## Directions for this task
Copy the data word for word, starting at its first line and ending with the line that contains "y-tick-label: 3.0 [14, 221, 27, 231]", including that line.

======== Dataset rows ========

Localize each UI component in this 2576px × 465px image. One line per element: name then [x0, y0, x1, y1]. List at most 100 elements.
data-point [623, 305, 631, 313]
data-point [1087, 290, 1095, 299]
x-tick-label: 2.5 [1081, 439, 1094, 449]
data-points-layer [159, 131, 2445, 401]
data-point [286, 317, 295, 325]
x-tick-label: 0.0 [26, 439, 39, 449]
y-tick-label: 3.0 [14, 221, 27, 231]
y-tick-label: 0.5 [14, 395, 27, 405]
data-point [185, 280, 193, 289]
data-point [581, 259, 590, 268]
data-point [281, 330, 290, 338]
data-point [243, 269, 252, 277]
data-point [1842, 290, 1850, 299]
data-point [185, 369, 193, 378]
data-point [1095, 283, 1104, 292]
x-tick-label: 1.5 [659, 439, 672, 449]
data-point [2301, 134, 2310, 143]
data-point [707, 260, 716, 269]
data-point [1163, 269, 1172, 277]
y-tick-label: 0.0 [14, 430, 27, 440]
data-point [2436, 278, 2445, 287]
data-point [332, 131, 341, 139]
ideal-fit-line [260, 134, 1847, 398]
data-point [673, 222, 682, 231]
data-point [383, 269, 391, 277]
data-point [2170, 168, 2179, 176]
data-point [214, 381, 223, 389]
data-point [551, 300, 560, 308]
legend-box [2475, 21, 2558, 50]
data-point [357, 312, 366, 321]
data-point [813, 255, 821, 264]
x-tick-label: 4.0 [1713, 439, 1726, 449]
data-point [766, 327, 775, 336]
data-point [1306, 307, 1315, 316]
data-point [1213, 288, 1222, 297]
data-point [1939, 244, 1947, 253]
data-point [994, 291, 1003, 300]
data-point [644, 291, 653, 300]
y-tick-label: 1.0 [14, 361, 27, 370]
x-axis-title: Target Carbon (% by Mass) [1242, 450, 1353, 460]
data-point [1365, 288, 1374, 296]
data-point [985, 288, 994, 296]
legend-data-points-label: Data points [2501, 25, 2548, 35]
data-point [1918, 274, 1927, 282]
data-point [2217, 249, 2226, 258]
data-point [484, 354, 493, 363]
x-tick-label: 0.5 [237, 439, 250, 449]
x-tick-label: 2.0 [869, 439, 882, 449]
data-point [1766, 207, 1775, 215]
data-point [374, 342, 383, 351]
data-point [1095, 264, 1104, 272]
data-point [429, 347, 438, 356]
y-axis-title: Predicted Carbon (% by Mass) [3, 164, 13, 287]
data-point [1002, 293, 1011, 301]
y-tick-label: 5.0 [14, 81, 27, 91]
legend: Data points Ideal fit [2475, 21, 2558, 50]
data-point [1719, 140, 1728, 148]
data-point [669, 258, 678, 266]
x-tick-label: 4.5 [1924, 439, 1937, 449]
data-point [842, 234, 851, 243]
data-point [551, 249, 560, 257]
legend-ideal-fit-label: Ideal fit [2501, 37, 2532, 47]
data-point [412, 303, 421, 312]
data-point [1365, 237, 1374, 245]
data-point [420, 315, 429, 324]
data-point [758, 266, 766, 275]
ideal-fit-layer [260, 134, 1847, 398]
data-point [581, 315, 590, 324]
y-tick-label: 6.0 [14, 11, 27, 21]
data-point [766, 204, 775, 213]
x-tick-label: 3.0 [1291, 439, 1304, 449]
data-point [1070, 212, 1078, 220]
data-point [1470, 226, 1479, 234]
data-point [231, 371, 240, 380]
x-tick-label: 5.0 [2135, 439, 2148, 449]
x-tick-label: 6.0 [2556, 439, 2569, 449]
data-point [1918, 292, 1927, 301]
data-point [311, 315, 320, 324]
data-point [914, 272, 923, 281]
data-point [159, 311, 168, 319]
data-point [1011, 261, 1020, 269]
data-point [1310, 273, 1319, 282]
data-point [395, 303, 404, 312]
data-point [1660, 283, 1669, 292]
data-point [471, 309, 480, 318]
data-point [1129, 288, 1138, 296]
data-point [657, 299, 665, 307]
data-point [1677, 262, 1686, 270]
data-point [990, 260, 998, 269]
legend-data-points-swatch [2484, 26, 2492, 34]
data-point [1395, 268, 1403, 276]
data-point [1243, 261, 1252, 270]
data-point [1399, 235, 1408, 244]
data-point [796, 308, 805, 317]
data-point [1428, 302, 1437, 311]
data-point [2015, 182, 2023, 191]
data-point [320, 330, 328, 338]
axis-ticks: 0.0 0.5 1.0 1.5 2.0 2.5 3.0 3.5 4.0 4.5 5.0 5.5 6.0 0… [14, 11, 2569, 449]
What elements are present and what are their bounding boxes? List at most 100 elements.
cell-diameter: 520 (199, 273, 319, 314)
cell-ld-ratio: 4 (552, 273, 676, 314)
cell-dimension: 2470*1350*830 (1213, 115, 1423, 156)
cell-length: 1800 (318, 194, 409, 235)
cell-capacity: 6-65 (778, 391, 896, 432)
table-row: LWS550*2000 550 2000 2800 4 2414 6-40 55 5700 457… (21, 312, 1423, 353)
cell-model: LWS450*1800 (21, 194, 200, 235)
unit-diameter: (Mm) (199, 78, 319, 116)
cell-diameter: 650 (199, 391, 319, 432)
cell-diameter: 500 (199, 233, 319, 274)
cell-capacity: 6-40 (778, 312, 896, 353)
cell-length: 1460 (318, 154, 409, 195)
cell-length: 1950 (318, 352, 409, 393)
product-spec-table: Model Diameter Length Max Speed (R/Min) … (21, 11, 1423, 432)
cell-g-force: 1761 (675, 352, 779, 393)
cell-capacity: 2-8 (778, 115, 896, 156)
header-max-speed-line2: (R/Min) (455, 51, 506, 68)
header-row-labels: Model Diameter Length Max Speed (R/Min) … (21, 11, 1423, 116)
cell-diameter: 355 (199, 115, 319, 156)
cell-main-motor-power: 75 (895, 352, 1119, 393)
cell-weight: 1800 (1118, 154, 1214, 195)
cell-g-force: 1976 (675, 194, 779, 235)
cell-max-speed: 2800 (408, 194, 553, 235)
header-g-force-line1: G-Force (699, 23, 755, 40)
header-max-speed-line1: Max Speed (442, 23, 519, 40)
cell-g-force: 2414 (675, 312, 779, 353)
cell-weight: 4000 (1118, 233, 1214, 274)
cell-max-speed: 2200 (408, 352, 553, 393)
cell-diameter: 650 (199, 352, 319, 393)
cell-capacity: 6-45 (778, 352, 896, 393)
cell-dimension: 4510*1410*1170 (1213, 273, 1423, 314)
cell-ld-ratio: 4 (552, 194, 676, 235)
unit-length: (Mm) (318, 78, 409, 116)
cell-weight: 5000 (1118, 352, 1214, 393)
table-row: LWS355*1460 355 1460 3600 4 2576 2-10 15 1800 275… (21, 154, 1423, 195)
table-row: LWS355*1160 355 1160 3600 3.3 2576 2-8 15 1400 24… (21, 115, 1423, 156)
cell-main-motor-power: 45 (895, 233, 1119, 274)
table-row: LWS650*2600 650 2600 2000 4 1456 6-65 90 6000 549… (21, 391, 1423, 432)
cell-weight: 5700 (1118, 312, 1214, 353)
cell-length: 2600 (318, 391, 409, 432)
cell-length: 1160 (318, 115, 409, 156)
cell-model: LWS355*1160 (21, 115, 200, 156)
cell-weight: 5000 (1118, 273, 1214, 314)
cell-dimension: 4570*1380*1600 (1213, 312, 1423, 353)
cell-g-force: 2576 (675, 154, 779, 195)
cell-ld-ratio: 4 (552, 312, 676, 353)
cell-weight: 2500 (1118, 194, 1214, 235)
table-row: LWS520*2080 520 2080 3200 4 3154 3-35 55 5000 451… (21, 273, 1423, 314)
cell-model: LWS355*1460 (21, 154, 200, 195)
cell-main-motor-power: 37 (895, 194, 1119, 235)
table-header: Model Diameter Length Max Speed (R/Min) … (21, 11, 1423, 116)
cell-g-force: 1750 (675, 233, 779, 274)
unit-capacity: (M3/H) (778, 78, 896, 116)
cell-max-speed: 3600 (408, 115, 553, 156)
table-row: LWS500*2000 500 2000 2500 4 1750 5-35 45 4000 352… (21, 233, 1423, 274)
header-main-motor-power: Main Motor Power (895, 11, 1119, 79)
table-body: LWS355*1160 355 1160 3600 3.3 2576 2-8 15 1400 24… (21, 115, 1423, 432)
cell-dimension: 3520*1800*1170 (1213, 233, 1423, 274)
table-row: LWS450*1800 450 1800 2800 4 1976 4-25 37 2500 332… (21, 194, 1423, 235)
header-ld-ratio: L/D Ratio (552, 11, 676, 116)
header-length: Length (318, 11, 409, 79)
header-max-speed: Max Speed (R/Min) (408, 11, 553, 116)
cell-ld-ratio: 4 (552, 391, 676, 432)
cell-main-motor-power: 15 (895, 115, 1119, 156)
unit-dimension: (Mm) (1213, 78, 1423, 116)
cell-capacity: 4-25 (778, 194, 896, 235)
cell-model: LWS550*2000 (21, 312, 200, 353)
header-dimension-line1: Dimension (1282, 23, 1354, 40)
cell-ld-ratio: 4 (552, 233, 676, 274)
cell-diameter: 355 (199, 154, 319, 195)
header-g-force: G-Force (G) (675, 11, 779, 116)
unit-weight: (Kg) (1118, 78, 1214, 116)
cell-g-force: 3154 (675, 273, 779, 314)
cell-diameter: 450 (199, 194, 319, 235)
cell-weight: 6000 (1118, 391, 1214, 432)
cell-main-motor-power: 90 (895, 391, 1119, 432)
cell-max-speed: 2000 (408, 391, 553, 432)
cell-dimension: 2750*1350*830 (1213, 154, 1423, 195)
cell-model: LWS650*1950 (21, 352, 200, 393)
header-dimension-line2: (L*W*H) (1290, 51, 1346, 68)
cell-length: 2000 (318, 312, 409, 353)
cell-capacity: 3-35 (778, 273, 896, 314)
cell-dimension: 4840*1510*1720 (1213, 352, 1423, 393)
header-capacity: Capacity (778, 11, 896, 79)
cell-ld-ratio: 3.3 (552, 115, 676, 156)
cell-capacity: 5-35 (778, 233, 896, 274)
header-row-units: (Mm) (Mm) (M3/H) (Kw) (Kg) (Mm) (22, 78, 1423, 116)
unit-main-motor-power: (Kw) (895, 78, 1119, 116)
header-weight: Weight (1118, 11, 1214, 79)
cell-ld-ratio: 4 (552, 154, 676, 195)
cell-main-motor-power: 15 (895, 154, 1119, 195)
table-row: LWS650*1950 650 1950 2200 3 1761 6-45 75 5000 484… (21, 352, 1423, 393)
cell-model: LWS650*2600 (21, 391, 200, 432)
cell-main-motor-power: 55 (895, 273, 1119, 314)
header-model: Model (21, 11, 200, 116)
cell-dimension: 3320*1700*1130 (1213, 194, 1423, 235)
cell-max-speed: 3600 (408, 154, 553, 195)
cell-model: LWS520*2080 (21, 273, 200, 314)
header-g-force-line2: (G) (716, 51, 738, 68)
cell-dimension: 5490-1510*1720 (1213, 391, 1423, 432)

========

## Written reply
Localize each UI component in this 2576px × 465px image. One line per element: name then [x0, y0, x1, y1]. List at most 100 elements.
data-point [623, 305, 631, 313]
data-point [1087, 290, 1095, 299]
x-tick-label: 2.5 [1081, 439, 1094, 449]
data-points-layer [159, 131, 2445, 401]
data-point [286, 317, 295, 325]
x-tick-label: 0.0 [26, 439, 39, 449]
y-tick-label: 3.0 [14, 221, 27, 231]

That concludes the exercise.